Saved entries
::::::
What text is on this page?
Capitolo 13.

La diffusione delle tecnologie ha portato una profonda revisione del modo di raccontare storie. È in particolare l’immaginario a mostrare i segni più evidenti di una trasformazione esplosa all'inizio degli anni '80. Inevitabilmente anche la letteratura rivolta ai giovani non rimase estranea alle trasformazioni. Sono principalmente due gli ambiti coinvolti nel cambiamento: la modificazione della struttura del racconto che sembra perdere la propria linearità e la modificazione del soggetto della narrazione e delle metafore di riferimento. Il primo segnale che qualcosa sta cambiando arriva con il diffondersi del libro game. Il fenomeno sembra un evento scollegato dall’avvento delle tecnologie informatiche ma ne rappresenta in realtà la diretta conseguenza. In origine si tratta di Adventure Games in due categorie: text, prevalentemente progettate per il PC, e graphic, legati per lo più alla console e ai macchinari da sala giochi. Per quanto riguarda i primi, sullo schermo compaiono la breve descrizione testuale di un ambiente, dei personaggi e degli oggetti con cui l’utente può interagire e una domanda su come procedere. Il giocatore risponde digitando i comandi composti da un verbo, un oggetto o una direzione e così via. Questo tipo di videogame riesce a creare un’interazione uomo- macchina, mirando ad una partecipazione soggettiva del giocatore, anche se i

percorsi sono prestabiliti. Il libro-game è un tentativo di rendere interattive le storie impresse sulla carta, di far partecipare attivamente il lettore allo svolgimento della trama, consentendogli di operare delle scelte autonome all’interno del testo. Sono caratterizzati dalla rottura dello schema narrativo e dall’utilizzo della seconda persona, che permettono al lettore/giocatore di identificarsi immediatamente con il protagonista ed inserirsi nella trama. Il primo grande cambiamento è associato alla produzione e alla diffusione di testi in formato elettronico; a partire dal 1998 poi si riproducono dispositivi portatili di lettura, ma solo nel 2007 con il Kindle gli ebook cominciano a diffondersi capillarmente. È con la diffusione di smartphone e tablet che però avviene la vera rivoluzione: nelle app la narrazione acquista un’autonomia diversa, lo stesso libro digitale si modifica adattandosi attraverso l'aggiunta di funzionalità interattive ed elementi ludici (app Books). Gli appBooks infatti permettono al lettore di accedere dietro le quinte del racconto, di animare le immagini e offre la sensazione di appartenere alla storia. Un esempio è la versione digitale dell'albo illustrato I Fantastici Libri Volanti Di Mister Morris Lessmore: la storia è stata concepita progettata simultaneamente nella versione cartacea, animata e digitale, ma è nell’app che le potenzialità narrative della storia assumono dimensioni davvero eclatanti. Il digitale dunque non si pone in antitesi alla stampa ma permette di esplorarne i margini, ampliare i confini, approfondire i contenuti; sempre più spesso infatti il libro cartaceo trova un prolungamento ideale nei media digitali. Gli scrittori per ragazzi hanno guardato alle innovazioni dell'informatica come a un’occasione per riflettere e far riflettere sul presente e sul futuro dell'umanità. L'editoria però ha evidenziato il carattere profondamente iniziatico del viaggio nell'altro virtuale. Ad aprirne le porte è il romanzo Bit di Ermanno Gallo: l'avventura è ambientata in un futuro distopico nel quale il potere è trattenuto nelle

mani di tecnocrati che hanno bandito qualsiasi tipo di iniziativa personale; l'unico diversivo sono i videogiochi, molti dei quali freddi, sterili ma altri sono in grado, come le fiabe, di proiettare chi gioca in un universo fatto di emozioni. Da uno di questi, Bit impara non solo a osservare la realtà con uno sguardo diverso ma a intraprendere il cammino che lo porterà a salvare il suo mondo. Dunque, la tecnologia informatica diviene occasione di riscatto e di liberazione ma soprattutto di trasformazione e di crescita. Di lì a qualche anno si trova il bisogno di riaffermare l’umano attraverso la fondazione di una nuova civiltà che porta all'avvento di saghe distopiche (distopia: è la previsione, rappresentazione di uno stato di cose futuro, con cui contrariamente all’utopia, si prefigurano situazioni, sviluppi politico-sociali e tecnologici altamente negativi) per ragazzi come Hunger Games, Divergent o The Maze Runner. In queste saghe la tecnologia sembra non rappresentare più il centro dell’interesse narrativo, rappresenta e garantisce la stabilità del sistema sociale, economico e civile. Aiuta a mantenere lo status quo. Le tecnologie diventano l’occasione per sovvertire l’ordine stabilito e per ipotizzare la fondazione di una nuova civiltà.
::::::
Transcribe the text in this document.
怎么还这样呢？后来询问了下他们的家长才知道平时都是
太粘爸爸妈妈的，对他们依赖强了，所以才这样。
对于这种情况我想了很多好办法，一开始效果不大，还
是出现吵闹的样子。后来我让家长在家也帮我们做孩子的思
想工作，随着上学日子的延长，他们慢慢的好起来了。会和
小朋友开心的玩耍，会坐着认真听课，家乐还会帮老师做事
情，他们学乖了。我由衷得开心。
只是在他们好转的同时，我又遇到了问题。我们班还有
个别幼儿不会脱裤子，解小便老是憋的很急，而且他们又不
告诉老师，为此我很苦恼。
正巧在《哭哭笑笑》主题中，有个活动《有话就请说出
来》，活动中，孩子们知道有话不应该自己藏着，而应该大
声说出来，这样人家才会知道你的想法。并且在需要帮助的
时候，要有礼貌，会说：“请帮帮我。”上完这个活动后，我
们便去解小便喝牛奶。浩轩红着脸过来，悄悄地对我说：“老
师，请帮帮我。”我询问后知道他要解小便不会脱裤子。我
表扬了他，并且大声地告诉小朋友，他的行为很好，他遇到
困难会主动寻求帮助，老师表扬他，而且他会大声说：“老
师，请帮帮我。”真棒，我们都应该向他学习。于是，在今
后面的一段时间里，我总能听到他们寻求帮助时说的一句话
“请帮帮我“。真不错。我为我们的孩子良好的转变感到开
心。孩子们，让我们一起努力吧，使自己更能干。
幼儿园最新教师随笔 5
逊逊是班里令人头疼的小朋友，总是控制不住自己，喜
::::::
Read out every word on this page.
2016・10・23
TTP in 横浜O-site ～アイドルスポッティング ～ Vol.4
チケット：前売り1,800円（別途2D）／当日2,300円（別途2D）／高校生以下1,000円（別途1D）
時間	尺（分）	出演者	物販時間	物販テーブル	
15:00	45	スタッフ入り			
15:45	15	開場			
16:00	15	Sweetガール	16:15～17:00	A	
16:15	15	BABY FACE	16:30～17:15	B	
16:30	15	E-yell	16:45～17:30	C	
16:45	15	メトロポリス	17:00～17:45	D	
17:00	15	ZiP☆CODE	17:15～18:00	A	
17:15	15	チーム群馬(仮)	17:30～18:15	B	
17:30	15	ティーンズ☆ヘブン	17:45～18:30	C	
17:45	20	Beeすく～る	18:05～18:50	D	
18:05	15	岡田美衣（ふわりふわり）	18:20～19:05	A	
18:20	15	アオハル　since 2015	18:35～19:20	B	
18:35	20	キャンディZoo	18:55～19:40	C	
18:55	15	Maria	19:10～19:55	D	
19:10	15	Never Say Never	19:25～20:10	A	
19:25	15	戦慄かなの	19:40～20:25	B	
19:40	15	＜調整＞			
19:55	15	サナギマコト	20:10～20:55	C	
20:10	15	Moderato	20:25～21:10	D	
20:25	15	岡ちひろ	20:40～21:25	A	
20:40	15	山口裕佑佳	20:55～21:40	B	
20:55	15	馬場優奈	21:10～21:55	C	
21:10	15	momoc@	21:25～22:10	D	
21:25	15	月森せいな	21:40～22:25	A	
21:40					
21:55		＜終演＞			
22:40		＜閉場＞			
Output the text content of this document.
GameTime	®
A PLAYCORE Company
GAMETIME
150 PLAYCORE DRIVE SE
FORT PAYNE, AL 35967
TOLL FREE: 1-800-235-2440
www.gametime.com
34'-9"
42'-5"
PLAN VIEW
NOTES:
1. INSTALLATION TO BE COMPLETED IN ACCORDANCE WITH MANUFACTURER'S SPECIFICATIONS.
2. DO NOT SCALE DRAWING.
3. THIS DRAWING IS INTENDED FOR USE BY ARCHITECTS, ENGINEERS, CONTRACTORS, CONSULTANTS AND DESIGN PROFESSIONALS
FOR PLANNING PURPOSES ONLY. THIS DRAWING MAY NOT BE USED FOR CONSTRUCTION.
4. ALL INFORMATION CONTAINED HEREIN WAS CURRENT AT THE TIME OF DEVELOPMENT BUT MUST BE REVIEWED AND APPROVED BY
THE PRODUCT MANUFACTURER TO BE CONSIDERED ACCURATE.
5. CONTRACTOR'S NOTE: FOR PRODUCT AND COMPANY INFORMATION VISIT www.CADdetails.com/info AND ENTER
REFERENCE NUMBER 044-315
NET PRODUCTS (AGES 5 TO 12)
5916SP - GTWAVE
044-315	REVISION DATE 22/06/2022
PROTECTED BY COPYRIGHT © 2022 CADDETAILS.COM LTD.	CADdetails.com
::::::
Copy out each line of the listing that holds "请帮帮我".

Correct output:
时候，要有礼貌，会说：“请帮帮我。”上完这个活动后，我
师，请帮帮我。”我询问后知道他要解小便不会脱裤子。我
师，请帮帮我。”真棒，我们都应该向他学习。于是，在今
“请帮帮我“。真不错。我为我们的孩子良好的转变感到开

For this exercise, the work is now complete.